[START Excerpted records]

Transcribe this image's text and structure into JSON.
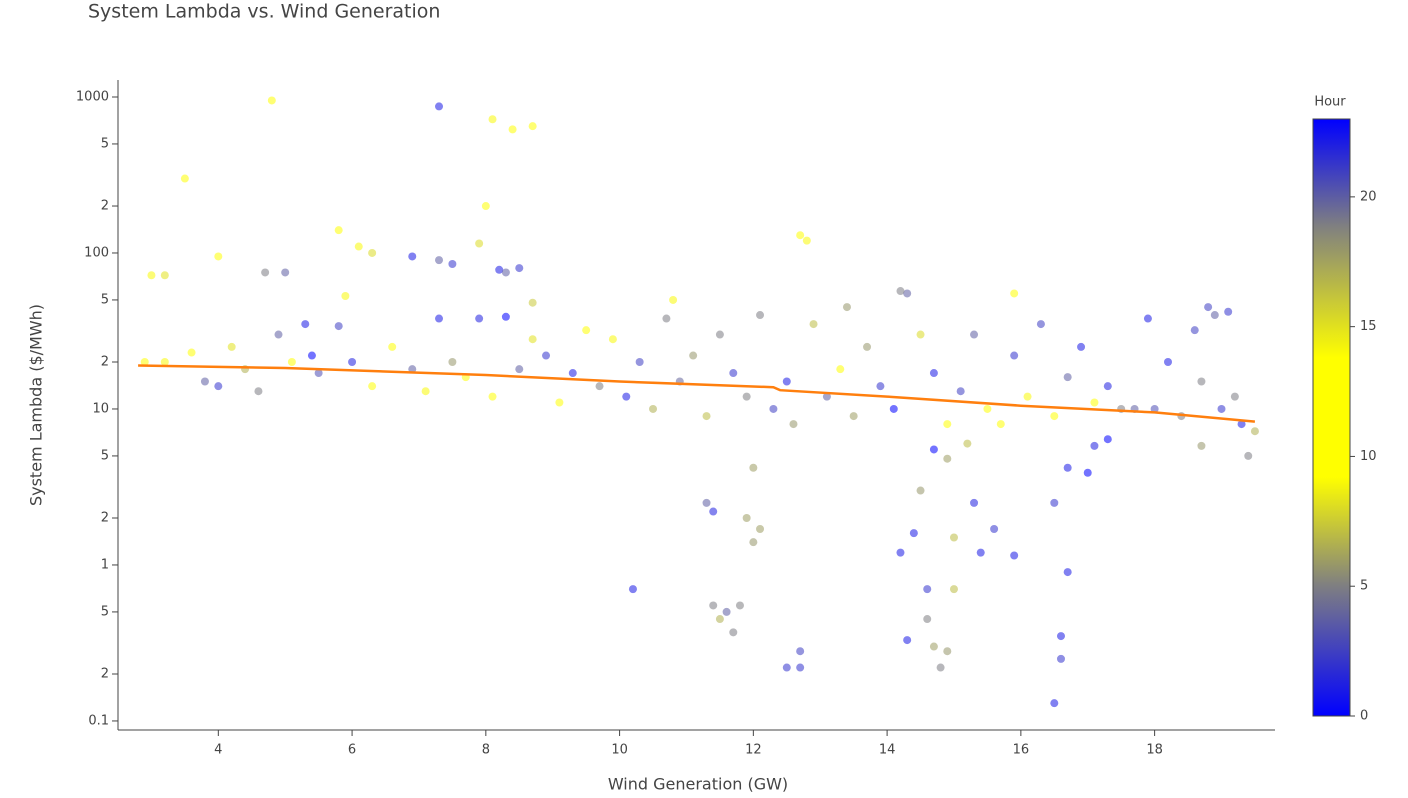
{
  "chart_data": {
    "type": "scatter",
    "title": "System Lambda vs. Wind Generation",
    "x_label": "Wind Generation (GW)",
    "y_label": "System Lambda ($/MWh)",
    "log_y": true,
    "xlim": [
      2.5,
      19.8
    ],
    "ylim": [
      0.0875,
      1285
    ],
    "xticks": [
      4,
      6,
      8,
      10,
      12,
      14,
      16,
      18
    ],
    "yticks": [
      0.1,
      {
        "value": 0.2,
        "label": "2"
      },
      {
        "value": 0.5,
        "label": "5"
      },
      1,
      {
        "value": 2,
        "label": "2"
      },
      {
        "value": 5,
        "label": "5"
      },
      10,
      {
        "value": 20,
        "label": "2"
      },
      {
        "value": 50,
        "label": "5"
      },
      100,
      {
        "value": 200,
        "label": "2"
      },
      {
        "value": 500,
        "label": "5"
      },
      1000
    ],
    "points": {
      "x": [
        4.8,
        7.3,
        8.1,
        8.4,
        8.7,
        3.5,
        8,
        7.9,
        5.8,
        6.1,
        6.3,
        6.9,
        7.3,
        7.5,
        8.2,
        8.3,
        8.5,
        12.7,
        12.8,
        3,
        3.2,
        4,
        4.7,
        5,
        10.2,
        11.3,
        11.4,
        11.4,
        11.5,
        11.6,
        11.7,
        11.8,
        11.9,
        12,
        12,
        12.1,
        12.5,
        12.7,
        12.7,
        14.2,
        14.4,
        14.6,
        14.3,
        14.6,
        14.7,
        14.8,
        14.9,
        15,
        15,
        15.3,
        15.4,
        15.6,
        15.9,
        16.5,
        16.6,
        16.6,
        16.7,
        16.5,
        16.7,
        17,
        17.1,
        17.3,
        14.7,
        14.5,
        14.9,
        15.2,
        18.8,
        18.9,
        19.1,
        18.6,
        18.2,
        18.7,
        19.2,
        19.3,
        19.4,
        18.7,
        19.5,
        2.9,
        3.2,
        3.6,
        3.8,
        4,
        4.2,
        4.4,
        4.6,
        4.9,
        5.1,
        5.3,
        5.4,
        5.5,
        5.8,
        6,
        6.3,
        6.6,
        6.9,
        7.1,
        7.3,
        7.5,
        7.7,
        7.9,
        8.1,
        8.3,
        8.5,
        8.7,
        8.9,
        9.1,
        9.3,
        9.5,
        9.7,
        9.9,
        10.1,
        10.3,
        10.5,
        10.7,
        10.9,
        11.1,
        11.3,
        11.5,
        11.7,
        11.9,
        12.1,
        12.3,
        12.5,
        12.6,
        12.9,
        13.1,
        13.3,
        13.5,
        13.7,
        13.9,
        14.1,
        14.3,
        14.5,
        14.7,
        14.9,
        15.1,
        15.3,
        15.5,
        15.7,
        15.9,
        16.1,
        16.3,
        16.5,
        16.7,
        16.9,
        17.1,
        17.3,
        17.5,
        17.7,
        17.9,
        18,
        18.4,
        19,
        5.9,
        8.7,
        10.8,
        15.9,
        14.2,
        13.4
      ],
      "y": [
        950,
        870,
        720,
        620,
        650,
        300,
        200,
        115,
        140,
        110,
        100,
        95,
        90,
        85,
        78,
        75,
        80,
        130,
        120,
        72,
        72,
        95,
        75,
        75,
        0.7,
        2.5,
        2.2,
        0.55,
        0.45,
        0.5,
        0.37,
        0.55,
        2,
        1.4,
        4.2,
        1.7,
        0.22,
        0.22,
        0.28,
        1.2,
        1.6,
        0.7,
        0.33,
        0.45,
        0.3,
        0.22,
        0.28,
        0.7,
        1.5,
        2.5,
        1.2,
        1.7,
        1.15,
        0.13,
        0.35,
        0.25,
        0.9,
        2.5,
        4.2,
        3.9,
        5.8,
        6.4,
        5.5,
        3,
        4.8,
        6,
        45,
        40,
        42,
        32,
        20,
        15,
        12,
        8,
        5,
        5.8,
        7.2,
        20,
        20,
        23,
        15,
        14,
        25,
        18,
        13,
        30,
        20,
        35,
        22,
        17,
        34,
        20,
        14,
        25,
        18,
        13,
        38,
        20,
        16,
        38,
        12,
        39,
        18,
        28,
        22,
        11,
        17,
        32,
        14,
        28,
        12,
        20,
        10,
        38,
        15,
        22,
        9,
        30,
        17,
        12,
        40,
        10,
        15,
        8,
        35,
        12,
        18,
        9,
        25,
        14,
        10,
        55,
        30,
        17,
        8,
        13,
        30,
        10,
        8,
        22,
        12,
        35,
        9,
        16,
        25,
        11,
        14,
        10,
        10,
        38,
        10,
        9,
        10,
        53,
        48,
        50,
        55,
        57,
        45
      ],
      "hour": [
        13,
        1,
        14,
        13,
        12,
        10,
        12,
        8,
        10,
        9,
        8,
        1,
        20,
        2,
        1,
        20,
        2,
        10,
        9,
        14,
        15,
        13,
        19,
        20,
        1,
        20,
        22,
        19,
        17,
        20,
        19,
        5,
        6,
        18,
        6,
        6,
        2,
        2,
        21,
        1,
        1,
        2,
        1,
        5,
        6,
        19,
        18,
        7,
        7,
        22,
        1,
        2,
        1,
        1,
        1,
        2,
        1,
        2,
        1,
        0,
        22,
        23,
        0,
        18,
        6,
        7,
        21,
        20,
        2,
        21,
        1,
        19,
        19,
        1,
        19,
        18,
        17,
        13,
        14,
        13,
        20,
        2,
        15,
        17,
        19,
        20,
        12,
        1,
        0,
        3,
        21,
        22,
        12,
        13,
        20,
        14,
        1,
        18,
        10,
        22,
        12,
        0,
        20,
        15,
        2,
        13,
        1,
        13,
        5,
        9,
        1,
        21,
        17,
        19,
        4,
        18,
        7,
        19,
        2,
        5,
        19,
        21,
        1,
        18,
        7,
        20,
        11,
        6,
        18,
        2,
        0,
        20,
        8,
        1,
        11,
        21,
        20,
        13,
        12,
        2,
        14,
        21,
        13,
        20,
        1,
        10,
        22,
        19,
        20,
        1,
        3,
        19,
        2,
        14,
        16,
        14,
        12,
        19,
        18
      ]
    },
    "trend": {
      "color": "#ff7f0e",
      "x": [
        2.8,
        5,
        8,
        10,
        12.3,
        12.4,
        14,
        16,
        18,
        19.5
      ],
      "y": [
        19,
        18.3,
        16.5,
        15,
        13.8,
        13.2,
        12,
        10.5,
        9.5,
        8.3
      ]
    },
    "colorbar": {
      "title": "Hour",
      "lim": [
        0,
        23
      ],
      "ticks": [
        0,
        5,
        10,
        15,
        20
      ],
      "colorscale": [
        [
          0,
          "#0000ff"
        ],
        [
          0.22,
          "#808080"
        ],
        [
          0.4,
          "#ffff00"
        ],
        [
          0.6,
          "#ffff00"
        ],
        [
          0.82,
          "#808080"
        ],
        [
          1,
          "#0000ff"
        ]
      ]
    }
  }
}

[END Excerpted records]

- _Instruction_:
All of the lines above should be printed exactly, minus the pictures.

- _Exercise answer_:
Transcribe this image's text and structure into JSON.
{
  "chart_data": {
    "type": "scatter",
    "title": "System Lambda vs. Wind Generation",
    "x_label": "Wind Generation (GW)",
    "y_label": "System Lambda ($/MWh)",
    "log_y": true,
    "xlim": [
      2.5,
      19.8
    ],
    "ylim": [
      0.0875,
      1285
    ],
    "xticks": [
      4,
      6,
      8,
      10,
      12,
      14,
      16,
      18
    ],
    "yticks": [
      0.1,
      {
        "value": 0.2,
        "label": "2"
      },
      {
        "value": 0.5,
        "label": "5"
      },
      1,
      {
        "value": 2,
        "label": "2"
      },
      {
        "value": 5,
        "label": "5"
      },
      10,
      {
        "value": 20,
        "label": "2"
      },
      {
        "value": 50,
        "label": "5"
      },
      100,
      {
        "value": 200,
        "label": "2"
      },
      {
        "value": 500,
        "label": "5"
      },
      1000
    ],
    "points": {
      "x": [
        4.8,
        7.3,
        8.1,
        8.4,
        8.7,
        3.5,
        8,
        7.9,
        5.8,
        6.1,
        6.3,
        6.9,
        7.3,
        7.5,
        8.2,
        8.3,
        8.5,
        12.7,
        12.8,
        3,
        3.2,
        4,
        4.7,
        5,
        10.2,
        11.3,
        11.4,
        11.4,
        11.5,
        11.6,
        11.7,
        11.8,
        11.9,
        12,
        12,
        12.1,
        12.5,
        12.7,
        12.7,
        14.2,
        14.4,
        14.6,
        14.3,
        14.6,
        14.7,
        14.8,
        14.9,
        15,
        15,
        15.3,
        15.4,
        15.6,
        15.9,
        16.5,
        16.6,
        16.6,
        16.7,
        16.5,
        16.7,
        17,
        17.1,
        17.3,
        14.7,
        14.5,
        14.9,
        15.2,
        18.8,
        18.9,
        19.1,
        18.6,
        18.2,
        18.7,
        19.2,
        19.3,
        19.4,
        18.7,
        19.5,
        2.9,
        3.2,
        3.6,
        3.8,
        4,
        4.2,
        4.4,
        4.6,
        4.9,
        5.1,
        5.3,
        5.4,
        5.5,
        5.8,
        6,
        6.3,
        6.6,
        6.9,
        7.1,
        7.3,
        7.5,
        7.7,
        7.9,
        8.1,
        8.3,
        8.5,
        8.7,
        8.9,
        9.1,
        9.3,
        9.5,
        9.7,
        9.9,
        10.1,
        10.3,
        10.5,
        10.7,
        10.9,
        11.1,
        11.3,
        11.5,
        11.7,
        11.9,
        12.1,
        12.3,
        12.5,
        12.6,
        12.9,
        13.1,
        13.3,
        13.5,
        13.7,
        13.9,
        14.1,
        14.3,
        14.5,
        14.7,
        14.9,
        15.1,
        15.3,
        15.5,
        15.7,
        15.9,
        16.1,
        16.3,
        16.5,
        16.7,
        16.9,
        17.1,
        17.3,
        17.5,
        17.7,
        17.9,
        18,
        18.4,
        19,
        5.9,
        8.7,
        10.8,
        15.9,
        14.2,
        13.4
      ],
      "y": [
        950,
        870,
        720,
        620,
        650,
        300,
        200,
        115,
        140,
        110,
        100,
        95,
        90,
        85,
        78,
        75,
        80,
        130,
        120,
        72,
        72,
        95,
        75,
        75,
        0.7,
        2.5,
        2.2,
        0.55,
        0.45,
        0.5,
        0.37,
        0.55,
        2,
        1.4,
        4.2,
        1.7,
        0.22,
        0.22,
        0.28,
        1.2,
        1.6,
        0.7,
        0.33,
        0.45,
        0.3,
        0.22,
        0.28,
        0.7,
        1.5,
        2.5,
        1.2,
        1.7,
        1.15,
        0.13,
        0.35,
        0.25,
        0.9,
        2.5,
        4.2,
        3.9,
        5.8,
        6.4,
        5.5,
        3,
        4.8,
        6,
        45,
        40,
        42,
        32,
        20,
        15,
        12,
        8,
        5,
        5.8,
        7.2,
        20,
        20,
        23,
        15,
        14,
        25,
        18,
        13,
        30,
        20,
        35,
        22,
        17,
        34,
        20,
        14,
        25,
        18,
        13,
        38,
        20,
        16,
        38,
        12,
        39,
        18,
        28,
        22,
        11,
        17,
        32,
        14,
        28,
        12,
        20,
        10,
        38,
        15,
        22,
        9,
        30,
        17,
        12,
        40,
        10,
        15,
        8,
        35,
        12,
        18,
        9,
        25,
        14,
        10,
        55,
        30,
        17,
        8,
        13,
        30,
        10,
        8,
        22,
        12,
        35,
        9,
        16,
        25,
        11,
        14,
        10,
        10,
        38,
        10,
        9,
        10,
        53,
        48,
        50,
        55,
        57,
        45
      ],
      "hour": [
        13,
        1,
        14,
        13,
        12,
        10,
        12,
        8,
        10,
        9,
        8,
        1,
        20,
        2,
        1,
        20,
        2,
        10,
        9,
        14,
        15,
        13,
        19,
        20,
        1,
        20,
        22,
        19,
        17,
        20,
        19,
        5,
        6,
        18,
        6,
        6,
        2,
        2,
        21,
        1,
        1,
        2,
        1,
        5,
        6,
        19,
        18,
        7,
        7,
        22,
        1,
        2,
        1,
        1,
        1,
        2,
        1,
        2,
        1,
        0,
        22,
        23,
        0,
        18,
        6,
        7,
        21,
        20,
        2,
        21,
        1,
        19,
        19,
        1,
        19,
        18,
        17,
        13,
        14,
        13,
        20,
        2,
        15,
        17,
        19,
        20,
        12,
        1,
        0,
        3,
        21,
        22,
        12,
        13,
        20,
        14,
        1,
        18,
        10,
        22,
        12,
        0,
        20,
        15,
        2,
        13,
        1,
        13,
        5,
        9,
        1,
        21,
        17,
        19,
        4,
        18,
        7,
        19,
        2,
        5,
        19,
        21,
        1,
        18,
        7,
        20,
        11,
        6,
        18,
        2,
        0,
        20,
        8,
        1,
        11,
        21,
        20,
        13,
        12,
        2,
        14,
        21,
        13,
        20,
        1,
        10,
        22,
        19,
        20,
        1,
        3,
        19,
        2,
        14,
        16,
        14,
        12,
        19,
        18
      ]
    },
    "trend": {
      "color": "#ff7f0e",
      "x": [
        2.8,
        5,
        8,
        10,
        12.3,
        12.4,
        14,
        16,
        18,
        19.5
      ],
      "y": [
        19,
        18.3,
        16.5,
        15,
        13.8,
        13.2,
        12,
        10.5,
        9.5,
        8.3
      ]
    },
    "colorbar": {
      "title": "Hour",
      "lim": [
        0,
        23
      ],
      "ticks": [
        0,
        5,
        10,
        15,
        20
      ],
      "colorscale": [
        [
          0,
          "#0000ff"
        ],
        [
          0.22,
          "#808080"
        ],
        [
          0.4,
          "#ffff00"
        ],
        [
          0.6,
          "#ffff00"
        ],
        [
          0.82,
          "#808080"
        ],
        [
          1,
          "#0000ff"
        ]
      ]
    }
  }
}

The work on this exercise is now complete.